__Available records__.
▬▬▬▬▬▬▬▬▬▬

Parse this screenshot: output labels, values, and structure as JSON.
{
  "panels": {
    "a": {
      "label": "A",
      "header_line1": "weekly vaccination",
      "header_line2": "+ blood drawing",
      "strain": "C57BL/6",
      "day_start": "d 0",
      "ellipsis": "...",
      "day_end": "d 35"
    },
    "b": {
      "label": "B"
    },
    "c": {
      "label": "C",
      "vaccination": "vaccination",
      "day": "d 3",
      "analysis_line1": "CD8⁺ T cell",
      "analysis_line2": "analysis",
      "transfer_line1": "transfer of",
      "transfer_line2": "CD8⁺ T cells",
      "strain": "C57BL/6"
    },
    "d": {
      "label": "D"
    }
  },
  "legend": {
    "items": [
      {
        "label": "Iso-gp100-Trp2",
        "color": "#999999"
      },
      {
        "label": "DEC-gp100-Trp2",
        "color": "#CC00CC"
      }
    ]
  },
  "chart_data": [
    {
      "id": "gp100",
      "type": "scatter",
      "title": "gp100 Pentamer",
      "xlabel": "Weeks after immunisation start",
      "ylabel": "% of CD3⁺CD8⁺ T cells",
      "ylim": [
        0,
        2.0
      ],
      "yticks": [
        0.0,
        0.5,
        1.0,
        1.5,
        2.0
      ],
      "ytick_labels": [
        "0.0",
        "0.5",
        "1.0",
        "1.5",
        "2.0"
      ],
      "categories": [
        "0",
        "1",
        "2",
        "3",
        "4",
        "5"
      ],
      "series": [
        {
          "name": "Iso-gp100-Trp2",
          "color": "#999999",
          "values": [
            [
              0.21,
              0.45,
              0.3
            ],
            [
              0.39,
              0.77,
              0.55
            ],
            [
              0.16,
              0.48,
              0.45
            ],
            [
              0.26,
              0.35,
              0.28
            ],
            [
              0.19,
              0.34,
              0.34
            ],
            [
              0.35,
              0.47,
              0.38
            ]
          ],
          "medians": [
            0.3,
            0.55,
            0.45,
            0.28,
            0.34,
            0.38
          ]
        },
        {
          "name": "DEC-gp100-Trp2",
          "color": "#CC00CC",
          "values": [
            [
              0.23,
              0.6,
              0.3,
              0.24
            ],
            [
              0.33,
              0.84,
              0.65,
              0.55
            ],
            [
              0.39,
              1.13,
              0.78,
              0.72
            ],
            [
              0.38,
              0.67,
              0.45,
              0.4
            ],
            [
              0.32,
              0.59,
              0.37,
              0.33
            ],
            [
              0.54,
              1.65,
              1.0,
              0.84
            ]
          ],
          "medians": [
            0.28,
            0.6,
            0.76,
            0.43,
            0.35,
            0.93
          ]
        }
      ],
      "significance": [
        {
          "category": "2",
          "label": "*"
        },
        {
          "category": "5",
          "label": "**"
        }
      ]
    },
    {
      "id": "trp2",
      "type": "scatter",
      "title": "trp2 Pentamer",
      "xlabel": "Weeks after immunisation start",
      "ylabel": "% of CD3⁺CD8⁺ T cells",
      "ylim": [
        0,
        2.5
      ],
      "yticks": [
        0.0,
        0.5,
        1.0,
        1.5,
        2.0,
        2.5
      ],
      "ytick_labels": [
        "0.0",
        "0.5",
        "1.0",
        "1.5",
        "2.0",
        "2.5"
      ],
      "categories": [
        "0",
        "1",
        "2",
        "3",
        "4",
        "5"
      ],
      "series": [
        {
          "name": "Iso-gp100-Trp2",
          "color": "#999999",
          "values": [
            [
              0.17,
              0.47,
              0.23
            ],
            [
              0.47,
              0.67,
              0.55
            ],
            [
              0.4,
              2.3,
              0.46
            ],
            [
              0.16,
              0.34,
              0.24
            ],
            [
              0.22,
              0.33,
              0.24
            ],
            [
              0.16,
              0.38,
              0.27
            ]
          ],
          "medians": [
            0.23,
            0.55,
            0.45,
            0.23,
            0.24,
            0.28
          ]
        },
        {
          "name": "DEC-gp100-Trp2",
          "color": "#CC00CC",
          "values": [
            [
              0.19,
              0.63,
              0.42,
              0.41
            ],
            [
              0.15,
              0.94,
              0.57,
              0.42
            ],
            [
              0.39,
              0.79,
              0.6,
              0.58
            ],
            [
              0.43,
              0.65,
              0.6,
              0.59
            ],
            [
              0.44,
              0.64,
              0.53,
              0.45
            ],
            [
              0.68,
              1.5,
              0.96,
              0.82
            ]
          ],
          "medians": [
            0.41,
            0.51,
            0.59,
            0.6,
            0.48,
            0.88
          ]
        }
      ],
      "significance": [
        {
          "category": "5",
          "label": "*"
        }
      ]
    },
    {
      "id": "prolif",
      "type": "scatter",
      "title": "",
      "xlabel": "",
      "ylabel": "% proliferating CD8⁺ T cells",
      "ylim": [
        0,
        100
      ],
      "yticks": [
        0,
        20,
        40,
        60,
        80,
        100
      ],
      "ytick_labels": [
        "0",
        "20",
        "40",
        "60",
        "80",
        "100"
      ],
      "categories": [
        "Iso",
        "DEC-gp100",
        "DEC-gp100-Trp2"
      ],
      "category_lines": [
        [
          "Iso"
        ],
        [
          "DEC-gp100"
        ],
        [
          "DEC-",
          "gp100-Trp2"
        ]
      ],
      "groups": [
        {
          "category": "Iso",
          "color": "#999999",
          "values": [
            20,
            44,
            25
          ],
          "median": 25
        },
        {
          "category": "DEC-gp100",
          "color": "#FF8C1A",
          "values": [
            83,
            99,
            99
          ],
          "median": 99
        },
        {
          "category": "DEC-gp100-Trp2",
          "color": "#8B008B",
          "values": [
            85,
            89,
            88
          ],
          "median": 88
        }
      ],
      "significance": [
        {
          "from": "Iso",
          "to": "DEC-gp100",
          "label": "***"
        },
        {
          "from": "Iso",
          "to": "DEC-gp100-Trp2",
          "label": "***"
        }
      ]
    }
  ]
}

▬▬▬▬▬▬▬▬▬▬

__Problem to work on__. Could you retype every record above exactly as it appears?

__Output for this task__.
Parse this screenshot: output labels, values, and structure as JSON.
{
  "panels": {
    "a": {
      "label": "A",
      "header_line1": "weekly vaccination",
      "header_line2": "+ blood drawing",
      "strain": "C57BL/6",
      "day_start": "d 0",
      "ellipsis": "...",
      "day_end": "d 35"
    },
    "b": {
      "label": "B"
    },
    "c": {
      "label": "C",
      "vaccination": "vaccination",
      "day": "d 3",
      "analysis_line1": "CD8⁺ T cell",
      "analysis_line2": "analysis",
      "transfer_line1": "transfer of",
      "transfer_line2": "CD8⁺ T cells",
      "strain": "C57BL/6"
    },
    "d": {
      "label": "D"
    }
  },
  "legend": {
    "items": [
      {
        "label": "Iso-gp100-Trp2",
        "color": "#999999"
      },
      {
        "label": "DEC-gp100-Trp2",
        "color": "#CC00CC"
      }
    ]
  },
  "chart_data": [
    {
      "id": "gp100",
      "type": "scatter",
      "title": "gp100 Pentamer",
      "xlabel": "Weeks after immunisation start",
      "ylabel": "% of CD3⁺CD8⁺ T cells",
      "ylim": [
        0,
        2.0
      ],
      "yticks": [
        0.0,
        0.5,
        1.0,
        1.5,
        2.0
      ],
      "ytick_labels": [
        "0.0",
        "0.5",
        "1.0",
        "1.5",
        "2.0"
      ],
      "categories": [
        "0",
        "1",
        "2",
        "3",
        "4",
        "5"
      ],
      "series": [
        {
          "name": "Iso-gp100-Trp2",
          "color": "#999999",
          "values": [
            [
              0.21,
              0.45,
              0.3
            ],
            [
              0.39,
              0.77,
              0.55
            ],
            [
              0.16,
              0.48,
              0.45
            ],
            [
              0.26,
              0.35,
              0.28
            ],
            [
              0.19,
              0.34,
              0.34
            ],
            [
              0.35,
              0.47,
              0.38
            ]
          ],
          "medians": [
            0.3,
            0.55,
            0.45,
            0.28,
            0.34,
            0.38
          ]
        },
        {
          "name": "DEC-gp100-Trp2",
          "color": "#CC00CC",
          "values": [
            [
              0.23,
              0.6,
              0.3,
              0.24
            ],
            [
              0.33,
              0.84,
              0.65,
              0.55
            ],
            [
              0.39,
              1.13,
              0.78,
              0.72
            ],
            [
              0.38,
              0.67,
              0.45,
              0.4
            ],
            [
              0.32,
              0.59,
              0.37,
              0.33
            ],
            [
              0.54,
              1.65,
              1.0,
              0.84
            ]
          ],
          "medians": [
            0.28,
            0.6,
            0.76,
            0.43,
            0.35,
            0.93
          ]
        }
      ],
      "significance": [
        {
          "category": "2",
          "label": "*"
        },
        {
          "category": "5",
          "label": "**"
        }
      ]
    },
    {
      "id": "trp2",
      "type": "scatter",
      "title": "trp2 Pentamer",
      "xlabel": "Weeks after immunisation start",
      "ylabel": "% of CD3⁺CD8⁺ T cells",
      "ylim": [
        0,
        2.5
      ],
      "yticks": [
        0.0,
        0.5,
        1.0,
        1.5,
        2.0,
        2.5
      ],
      "ytick_labels": [
        "0.0",
        "0.5",
        "1.0",
        "1.5",
        "2.0",
        "2.5"
      ],
      "categories": [
        "0",
        "1",
        "2",
        "3",
        "4",
        "5"
      ],
      "series": [
        {
          "name": "Iso-gp100-Trp2",
          "color": "#999999",
          "values": [
            [
              0.17,
              0.47,
              0.23
            ],
            [
              0.47,
              0.67,
              0.55
            ],
            [
              0.4,
              2.3,
              0.46
            ],
            [
              0.16,
              0.34,
              0.24
            ],
            [
              0.22,
              0.33,
              0.24
            ],
            [
              0.16,
              0.38,
              0.27
            ]
          ],
          "medians": [
            0.23,
            0.55,
            0.45,
            0.23,
            0.24,
            0.28
          ]
        },
        {
          "name": "DEC-gp100-Trp2",
          "color": "#CC00CC",
          "values": [
            [
              0.19,
              0.63,
              0.42,
              0.41
            ],
            [
              0.15,
              0.94,
              0.57,
              0.42
            ],
            [
              0.39,
              0.79,
              0.6,
              0.58
            ],
            [
              0.43,
              0.65,
              0.6,
              0.59
            ],
            [
              0.44,
              0.64,
              0.53,
              0.45
            ],
            [
              0.68,
              1.5,
              0.96,
              0.82
            ]
          ],
          "medians": [
            0.41,
            0.51,
            0.59,
            0.6,
            0.48,
            0.88
          ]
        }
      ],
      "significance": [
        {
          "category": "5",
          "label": "*"
        }
      ]
    },
    {
      "id": "prolif",
      "type": "scatter",
      "title": "",
      "xlabel": "",
      "ylabel": "% proliferating CD8⁺ T cells",
      "ylim": [
        0,
        100
      ],
      "yticks": [
        0,
        20,
        40,
        60,
        80,
        100
      ],
      "ytick_labels": [
        "0",
        "20",
        "40",
        "60",
        "80",
        "100"
      ],
      "categories": [
        "Iso",
        "DEC-gp100",
        "DEC-gp100-Trp2"
      ],
      "category_lines": [
        [
          "Iso"
        ],
        [
          "DEC-gp100"
        ],
        [
          "DEC-",
          "gp100-Trp2"
        ]
      ],
      "groups": [
        {
          "category": "Iso",
          "color": "#999999",
          "values": [
            20,
            44,
            25
          ],
          "median": 25
        },
        {
          "category": "DEC-gp100",
          "color": "#FF8C1A",
          "values": [
            83,
            99,
            99
          ],
          "median": 99
        },
        {
          "category": "DEC-gp100-Trp2",
          "color": "#8B008B",
          "values": [
            85,
            89,
            88
          ],
          "median": 88
        }
      ],
      "significance": [
        {
          "from": "Iso",
          "to": "DEC-gp100",
          "label": "***"
        },
        {
          "from": "Iso",
          "to": "DEC-gp100-Trp2",
          "label": "***"
        }
      ]
    }
  ]
}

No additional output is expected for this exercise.